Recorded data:

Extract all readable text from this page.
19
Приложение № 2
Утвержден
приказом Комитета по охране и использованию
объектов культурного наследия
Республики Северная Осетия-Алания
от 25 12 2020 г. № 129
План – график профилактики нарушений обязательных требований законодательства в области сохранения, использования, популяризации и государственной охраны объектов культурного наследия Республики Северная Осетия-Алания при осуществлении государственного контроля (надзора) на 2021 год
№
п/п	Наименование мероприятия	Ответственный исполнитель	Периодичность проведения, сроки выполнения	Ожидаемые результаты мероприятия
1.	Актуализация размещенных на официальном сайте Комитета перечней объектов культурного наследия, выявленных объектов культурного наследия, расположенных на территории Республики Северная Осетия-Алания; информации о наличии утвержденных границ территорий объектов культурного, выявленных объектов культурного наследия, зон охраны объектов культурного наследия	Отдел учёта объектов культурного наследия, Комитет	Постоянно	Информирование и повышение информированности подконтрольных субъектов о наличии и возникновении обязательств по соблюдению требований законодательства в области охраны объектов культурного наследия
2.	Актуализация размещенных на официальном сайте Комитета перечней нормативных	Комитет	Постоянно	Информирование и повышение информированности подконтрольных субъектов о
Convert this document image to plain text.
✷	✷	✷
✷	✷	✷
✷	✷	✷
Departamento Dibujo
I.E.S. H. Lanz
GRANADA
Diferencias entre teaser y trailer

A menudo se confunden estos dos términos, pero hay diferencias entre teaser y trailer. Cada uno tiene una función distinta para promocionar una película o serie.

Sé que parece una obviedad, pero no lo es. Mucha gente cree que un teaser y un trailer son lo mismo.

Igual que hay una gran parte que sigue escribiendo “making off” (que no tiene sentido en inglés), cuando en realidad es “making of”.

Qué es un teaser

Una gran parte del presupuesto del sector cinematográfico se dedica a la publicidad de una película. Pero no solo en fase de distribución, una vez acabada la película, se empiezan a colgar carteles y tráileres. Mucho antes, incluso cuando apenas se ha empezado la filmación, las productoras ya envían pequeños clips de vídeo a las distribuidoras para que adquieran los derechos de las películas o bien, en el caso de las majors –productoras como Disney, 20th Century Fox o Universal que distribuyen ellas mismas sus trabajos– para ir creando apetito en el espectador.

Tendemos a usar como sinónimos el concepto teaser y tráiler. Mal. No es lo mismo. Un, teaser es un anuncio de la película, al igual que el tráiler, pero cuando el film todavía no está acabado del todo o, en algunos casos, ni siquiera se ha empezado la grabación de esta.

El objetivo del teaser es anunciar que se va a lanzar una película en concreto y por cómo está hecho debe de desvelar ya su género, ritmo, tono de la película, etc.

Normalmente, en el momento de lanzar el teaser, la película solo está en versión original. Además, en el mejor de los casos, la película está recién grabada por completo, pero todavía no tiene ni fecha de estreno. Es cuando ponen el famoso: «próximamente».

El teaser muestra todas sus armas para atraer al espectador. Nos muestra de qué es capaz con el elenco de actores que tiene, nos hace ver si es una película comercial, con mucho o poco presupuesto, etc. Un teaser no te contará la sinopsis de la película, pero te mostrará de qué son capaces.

_GOAL OF THE EXERCISE_
Output all of the data above without any alteration.

_EXERCISE RESULT_
Extract all readable text from this page.
19
Приложение № 2
Утвержден
приказом Комитета по охране и использованию
объектов культурного наследия
Республики Северная Осетия-Алания
от 25 12 2020 г. № 129
План – график профилактики нарушений обязательных требований законодательства в области сохранения, использования, популяризации и государственной охраны объектов культурного наследия Республики Северная Осетия-Алания при осуществлении государственного контроля (надзора) на 2021 год
№
п/п	Наименование мероприятия	Ответственный исполнитель	Периодичность проведения, сроки выполнения	Ожидаемые результаты мероприятия
1.	Актуализация размещенных на официальном сайте Комитета перечней объектов культурного наследия, выявленных объектов культурного наследия, расположенных на территории Республики Северная Осетия-Алания; информации о наличии утвержденных границ территорий объектов культурного, выявленных объектов культурного наследия, зон охраны объектов культурного наследия	Отдел учёта объектов культурного наследия, Комитет	Постоянно	Информирование и повышение информированности подконтрольных субъектов о наличии и возникновении обязательств по соблюдению требований законодательства в области охраны объектов культурного наследия
2.	Актуализация размещенных на официальном сайте Комитета перечней нормативных	Комитет	Постоянно	Информирование и повышение информированности подконтрольных субъектов о
Convert this document image to plain text.
✷	✷	✷
✷	✷	✷
✷	✷	✷
Departamento Dibujo
I.E.S. H. Lanz
GRANADA
Diferencias entre teaser y trailer

A menudo se confunden estos dos términos, pero hay diferencias entre teaser y trailer. Cada uno tiene una función distinta para promocionar una película o serie.

Sé que parece una obviedad, pero no lo es. Mucha gente cree que un teaser y un trailer son lo mismo.

Igual que hay una gran parte que sigue escribiendo “making off” (que no tiene sentido en inglés), cuando en realidad es “making of”.

Qué es un teaser

Una gran parte del presupuesto del sector cinematográfico se dedica a la publicidad de una película. Pero no solo en fase de distribución, una vez acabada la película, se empiezan a colgar carteles y tráileres. Mucho antes, incluso cuando apenas se ha empezado la filmación, las productoras ya envían pequeños clips de vídeo a las distribuidoras para que adquieran los derechos de las películas o bien, en el caso de las majors –productoras como Disney, 20th Century Fox o Universal que distribuyen ellas mismas sus trabajos– para ir creando apetito en el espectador.

Tendemos a usar como sinónimos el concepto teaser y tráiler. Mal. No es lo mismo. Un, teaser es un anuncio de la película, al igual que el tráiler, pero cuando el film todavía no está acabado del todo o, en algunos casos, ni siquiera se ha empezado la grabación de esta.

El objetivo del teaser es anunciar que se va a lanzar una película en concreto y por cómo está hecho debe de desvelar ya su género, ritmo, tono de la película, etc.

Normalmente, en el momento de lanzar el teaser, la película solo está en versión original. Además, en el mejor de los casos, la película está recién grabada por completo, pero todavía no tiene ni fecha de estreno. Es cuando ponen el famoso: «próximamente».

El teaser muestra todas sus armas para atraer al espectador. Nos muestra de qué es capaz con el elenco de actores que tiene, nos hace ver si es una película comercial, con mucho o poco presupuesto, etc. Un teaser no te contará la sinopsis de la película, pero te mostrará de qué son capaces.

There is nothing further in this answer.